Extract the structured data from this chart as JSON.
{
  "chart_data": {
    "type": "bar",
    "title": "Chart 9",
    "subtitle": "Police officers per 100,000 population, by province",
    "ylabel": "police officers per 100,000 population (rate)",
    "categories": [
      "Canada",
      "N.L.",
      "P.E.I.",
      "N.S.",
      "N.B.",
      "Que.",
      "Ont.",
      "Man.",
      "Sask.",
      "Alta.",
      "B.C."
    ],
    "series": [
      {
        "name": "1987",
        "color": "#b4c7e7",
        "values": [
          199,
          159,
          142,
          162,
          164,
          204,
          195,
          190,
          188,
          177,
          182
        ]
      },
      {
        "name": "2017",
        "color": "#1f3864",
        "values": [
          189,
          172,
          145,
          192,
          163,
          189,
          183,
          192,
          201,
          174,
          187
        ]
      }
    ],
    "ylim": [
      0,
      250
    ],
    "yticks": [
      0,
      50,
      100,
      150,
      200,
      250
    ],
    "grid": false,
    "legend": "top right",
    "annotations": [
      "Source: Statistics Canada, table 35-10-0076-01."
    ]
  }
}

________

Problem statement: Repeat each record exactly. Omit nothing.

Exercise solution:
Extract the structured data from this chart as JSON.
{
  "chart_data": {
    "type": "bar",
    "title": "Chart 9",
    "subtitle": "Police officers per 100,000 population, by province",
    "ylabel": "police officers per 100,000 population (rate)",
    "categories": [
      "Canada",
      "N.L.",
      "P.E.I.",
      "N.S.",
      "N.B.",
      "Que.",
      "Ont.",
      "Man.",
      "Sask.",
      "Alta.",
      "B.C."
    ],
    "series": [
      {
        "name": "1987",
        "color": "#b4c7e7",
        "values": [
          199,
          159,
          142,
          162,
          164,
          204,
          195,
          190,
          188,
          177,
          182
        ]
      },
      {
        "name": "2017",
        "color": "#1f3864",
        "values": [
          189,
          172,
          145,
          192,
          163,
          189,
          183,
          192,
          201,
          174,
          187
        ]
      }
    ],
    "ylim": [
      0,
      250
    ],
    "yticks": [
      0,
      50,
      100,
      150,
      200,
      250
    ],
    "grid": false,
    "legend": "top right",
    "annotations": [
      "Source: Statistics Canada, table 35-10-0076-01."
    ]
  }
}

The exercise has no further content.